> **Given task**: Return the listing below exactly, with the pictures dropped.

> **Recorded data**:
····················
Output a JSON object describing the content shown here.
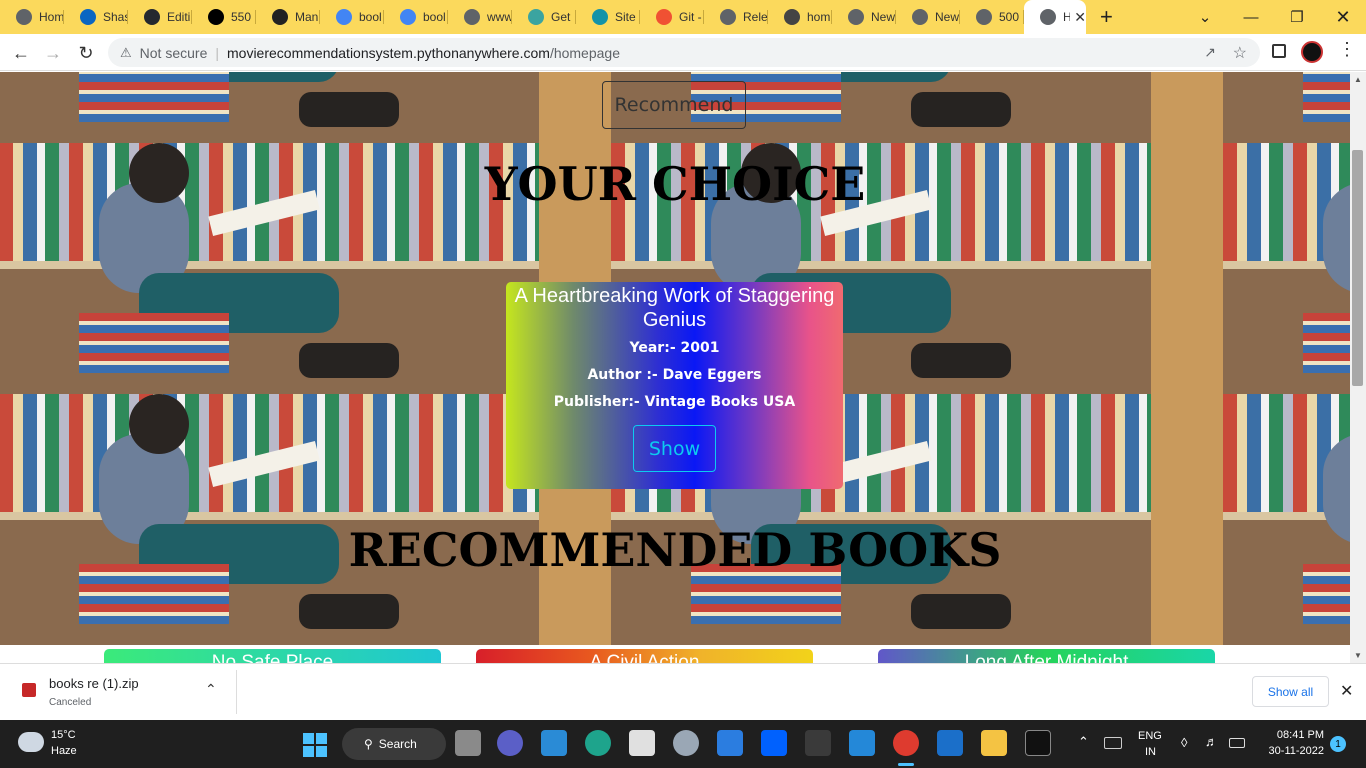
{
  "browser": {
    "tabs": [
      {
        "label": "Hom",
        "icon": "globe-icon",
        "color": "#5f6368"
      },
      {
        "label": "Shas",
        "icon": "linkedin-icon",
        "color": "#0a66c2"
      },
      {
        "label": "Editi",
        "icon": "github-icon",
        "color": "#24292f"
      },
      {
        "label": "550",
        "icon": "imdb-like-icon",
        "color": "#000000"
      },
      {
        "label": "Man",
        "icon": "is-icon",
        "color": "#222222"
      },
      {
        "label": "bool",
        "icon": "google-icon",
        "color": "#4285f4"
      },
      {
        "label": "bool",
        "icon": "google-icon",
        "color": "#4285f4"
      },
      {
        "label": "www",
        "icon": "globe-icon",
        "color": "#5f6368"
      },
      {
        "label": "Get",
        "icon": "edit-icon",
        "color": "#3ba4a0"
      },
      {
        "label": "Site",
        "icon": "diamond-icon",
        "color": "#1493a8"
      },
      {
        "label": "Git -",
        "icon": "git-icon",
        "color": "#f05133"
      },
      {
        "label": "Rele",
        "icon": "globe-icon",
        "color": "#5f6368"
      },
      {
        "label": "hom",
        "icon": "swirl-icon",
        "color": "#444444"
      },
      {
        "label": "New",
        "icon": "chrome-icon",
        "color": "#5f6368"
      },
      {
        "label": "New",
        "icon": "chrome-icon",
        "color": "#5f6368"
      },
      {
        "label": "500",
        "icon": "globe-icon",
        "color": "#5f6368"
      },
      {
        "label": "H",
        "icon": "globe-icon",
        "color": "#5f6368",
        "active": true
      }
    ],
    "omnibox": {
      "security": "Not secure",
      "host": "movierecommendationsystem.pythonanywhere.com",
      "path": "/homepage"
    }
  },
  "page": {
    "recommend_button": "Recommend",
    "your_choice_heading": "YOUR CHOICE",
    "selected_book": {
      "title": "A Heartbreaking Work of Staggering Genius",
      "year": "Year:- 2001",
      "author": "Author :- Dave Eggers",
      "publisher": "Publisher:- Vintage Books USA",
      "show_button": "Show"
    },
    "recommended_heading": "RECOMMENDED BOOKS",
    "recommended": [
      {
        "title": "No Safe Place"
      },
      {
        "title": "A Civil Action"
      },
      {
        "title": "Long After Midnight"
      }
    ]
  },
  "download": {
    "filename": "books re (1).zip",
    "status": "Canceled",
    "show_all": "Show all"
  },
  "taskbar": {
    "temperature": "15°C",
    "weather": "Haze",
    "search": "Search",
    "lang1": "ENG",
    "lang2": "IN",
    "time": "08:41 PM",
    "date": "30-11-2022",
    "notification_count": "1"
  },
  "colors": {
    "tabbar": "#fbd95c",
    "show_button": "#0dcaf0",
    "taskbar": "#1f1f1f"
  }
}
····················
> **Task output**:
Output a JSON object describing the content shown here.
{
  "browser": {
    "tabs": [
      {
        "label": "Hom",
        "icon": "globe-icon",
        "color": "#5f6368"
      },
      {
        "label": "Shas",
        "icon": "linkedin-icon",
        "color": "#0a66c2"
      },
      {
        "label": "Editi",
        "icon": "github-icon",
        "color": "#24292f"
      },
      {
        "label": "550",
        "icon": "imdb-like-icon",
        "color": "#000000"
      },
      {
        "label": "Man",
        "icon": "is-icon",
        "color": "#222222"
      },
      {
        "label": "bool",
        "icon": "google-icon",
        "color": "#4285f4"
      },
      {
        "label": "bool",
        "icon": "google-icon",
        "color": "#4285f4"
      },
      {
        "label": "www",
        "icon": "globe-icon",
        "color": "#5f6368"
      },
      {
        "label": "Get",
        "icon": "edit-icon",
        "color": "#3ba4a0"
      },
      {
        "label": "Site",
        "icon": "diamond-icon",
        "color": "#1493a8"
      },
      {
        "label": "Git -",
        "icon": "git-icon",
        "color": "#f05133"
      },
      {
        "label": "Rele",
        "icon": "globe-icon",
        "color": "#5f6368"
      },
      {
        "label": "hom",
        "icon": "swirl-icon",
        "color": "#444444"
      },
      {
        "label": "New",
        "icon": "chrome-icon",
        "color": "#5f6368"
      },
      {
        "label": "New",
        "icon": "chrome-icon",
        "color": "#5f6368"
      },
      {
        "label": "500",
        "icon": "globe-icon",
        "color": "#5f6368"
      },
      {
        "label": "H",
        "icon": "globe-icon",
        "color": "#5f6368",
        "active": true
      }
    ],
    "omnibox": {
      "security": "Not secure",
      "host": "movierecommendationsystem.pythonanywhere.com",
      "path": "/homepage"
    }
  },
  "page": {
    "recommend_button": "Recommend",
    "your_choice_heading": "YOUR CHOICE",
    "selected_book": {
      "title": "A Heartbreaking Work of Staggering Genius",
      "year": "Year:- 2001",
      "author": "Author :- Dave Eggers",
      "publisher": "Publisher:- Vintage Books USA",
      "show_button": "Show"
    },
    "recommended_heading": "RECOMMENDED BOOKS",
    "recommended": [
      {
        "title": "No Safe Place"
      },
      {
        "title": "A Civil Action"
      },
      {
        "title": "Long After Midnight"
      }
    ]
  },
  "download": {
    "filename": "books re (1).zip",
    "status": "Canceled",
    "show_all": "Show all"
  },
  "taskbar": {
    "temperature": "15°C",
    "weather": "Haze",
    "search": "Search",
    "lang1": "ENG",
    "lang2": "IN",
    "time": "08:41 PM",
    "date": "30-11-2022",
    "notification_count": "1"
  },
  "colors": {
    "tabbar": "#fbd95c",
    "show_button": "#0dcaf0",
    "taskbar": "#1f1f1f"
  }
}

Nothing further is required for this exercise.